Dataset records:
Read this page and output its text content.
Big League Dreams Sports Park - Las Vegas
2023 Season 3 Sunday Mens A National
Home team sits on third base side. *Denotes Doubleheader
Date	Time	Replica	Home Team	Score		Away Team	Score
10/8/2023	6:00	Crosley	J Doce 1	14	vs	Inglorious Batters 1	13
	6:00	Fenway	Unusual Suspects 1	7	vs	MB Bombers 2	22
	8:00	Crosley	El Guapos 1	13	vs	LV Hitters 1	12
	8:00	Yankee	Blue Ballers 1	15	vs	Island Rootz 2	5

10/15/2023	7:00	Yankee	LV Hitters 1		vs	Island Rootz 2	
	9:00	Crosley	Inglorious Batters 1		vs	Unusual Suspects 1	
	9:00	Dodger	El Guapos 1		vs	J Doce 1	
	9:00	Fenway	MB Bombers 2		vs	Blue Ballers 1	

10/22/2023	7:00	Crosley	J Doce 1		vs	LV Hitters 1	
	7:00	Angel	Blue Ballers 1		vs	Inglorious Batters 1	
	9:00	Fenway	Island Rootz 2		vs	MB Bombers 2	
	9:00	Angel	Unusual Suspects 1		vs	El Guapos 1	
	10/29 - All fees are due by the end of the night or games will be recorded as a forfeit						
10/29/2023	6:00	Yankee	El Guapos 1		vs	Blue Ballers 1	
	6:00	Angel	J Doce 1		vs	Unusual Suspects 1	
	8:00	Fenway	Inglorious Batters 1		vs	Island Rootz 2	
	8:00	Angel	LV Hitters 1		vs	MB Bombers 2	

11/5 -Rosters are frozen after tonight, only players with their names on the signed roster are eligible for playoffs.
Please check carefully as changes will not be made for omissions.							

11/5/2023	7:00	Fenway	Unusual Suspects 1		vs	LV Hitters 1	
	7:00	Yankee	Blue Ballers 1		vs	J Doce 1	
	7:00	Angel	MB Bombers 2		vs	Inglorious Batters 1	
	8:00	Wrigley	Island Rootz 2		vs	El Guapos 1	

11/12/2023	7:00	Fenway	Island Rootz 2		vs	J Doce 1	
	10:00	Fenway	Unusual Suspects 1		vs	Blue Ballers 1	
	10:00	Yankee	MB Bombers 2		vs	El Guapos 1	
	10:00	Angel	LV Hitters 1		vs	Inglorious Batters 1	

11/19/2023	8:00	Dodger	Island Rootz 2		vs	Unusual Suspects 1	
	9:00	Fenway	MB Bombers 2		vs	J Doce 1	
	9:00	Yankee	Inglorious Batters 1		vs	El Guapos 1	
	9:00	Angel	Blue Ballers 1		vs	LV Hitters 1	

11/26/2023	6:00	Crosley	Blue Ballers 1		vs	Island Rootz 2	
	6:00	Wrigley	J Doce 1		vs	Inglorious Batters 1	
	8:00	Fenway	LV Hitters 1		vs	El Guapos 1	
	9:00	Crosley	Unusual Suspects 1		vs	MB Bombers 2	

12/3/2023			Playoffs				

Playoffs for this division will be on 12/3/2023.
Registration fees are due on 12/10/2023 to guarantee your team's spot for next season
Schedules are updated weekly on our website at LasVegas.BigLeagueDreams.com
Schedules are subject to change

What you need to do:
Type out the material again exactly as presented.

Solution to the exercise:
Read this page and output its text content.
Big League Dreams Sports Park - Las Vegas
2023 Season 3 Sunday Mens A National
Home team sits on third base side. *Denotes Doubleheader
Date	Time	Replica	Home Team	Score		Away Team	Score
10/8/2023	6:00	Crosley	J Doce 1	14	vs	Inglorious Batters 1	13
	6:00	Fenway	Unusual Suspects 1	7	vs	MB Bombers 2	22
	8:00	Crosley	El Guapos 1	13	vs	LV Hitters 1	12
	8:00	Yankee	Blue Ballers 1	15	vs	Island Rootz 2	5

10/15/2023	7:00	Yankee	LV Hitters 1		vs	Island Rootz 2	
	9:00	Crosley	Inglorious Batters 1		vs	Unusual Suspects 1	
	9:00	Dodger	El Guapos 1		vs	J Doce 1	
	9:00	Fenway	MB Bombers 2		vs	Blue Ballers 1	

10/22/2023	7:00	Crosley	J Doce 1		vs	LV Hitters 1	
	7:00	Angel	Blue Ballers 1		vs	Inglorious Batters 1	
	9:00	Fenway	Island Rootz 2		vs	MB Bombers 2	
	9:00	Angel	Unusual Suspects 1		vs	El Guapos 1	
	10/29 - All fees are due by the end of the night or games will be recorded as a forfeit						
10/29/2023	6:00	Yankee	El Guapos 1		vs	Blue Ballers 1	
	6:00	Angel	J Doce 1		vs	Unusual Suspects 1	
	8:00	Fenway	Inglorious Batters 1		vs	Island Rootz 2	
	8:00	Angel	LV Hitters 1		vs	MB Bombers 2	

11/5 -Rosters are frozen after tonight, only players with their names on the signed roster are eligible for playoffs.
Please check carefully as changes will not be made for omissions.							

11/5/2023	7:00	Fenway	Unusual Suspects 1		vs	LV Hitters 1	
	7:00	Yankee	Blue Ballers 1		vs	J Doce 1	
	7:00	Angel	MB Bombers 2		vs	Inglorious Batters 1	
	8:00	Wrigley	Island Rootz 2		vs	El Guapos 1	

11/12/2023	7:00	Fenway	Island Rootz 2		vs	J Doce 1	
	10:00	Fenway	Unusual Suspects 1		vs	Blue Ballers 1	
	10:00	Yankee	MB Bombers 2		vs	El Guapos 1	
	10:00	Angel	LV Hitters 1		vs	Inglorious Batters 1	

11/19/2023	8:00	Dodger	Island Rootz 2		vs	Unusual Suspects 1	
	9:00	Fenway	MB Bombers 2		vs	J Doce 1	
	9:00	Yankee	Inglorious Batters 1		vs	El Guapos 1	
	9:00	Angel	Blue Ballers 1		vs	LV Hitters 1	

11/26/2023	6:00	Crosley	Blue Ballers 1		vs	Island Rootz 2	
	6:00	Wrigley	J Doce 1		vs	Inglorious Batters 1	
	8:00	Fenway	LV Hitters 1		vs	El Guapos 1	
	9:00	Crosley	Unusual Suspects 1		vs	MB Bombers 2	

12/3/2023			Playoffs				

Playoffs for this division will be on 12/3/2023.
Registration fees are due on 12/10/2023 to guarantee your team's spot for next season
Schedules are updated weekly on our website at LasVegas.BigLeagueDreams.com
Schedules are subject to change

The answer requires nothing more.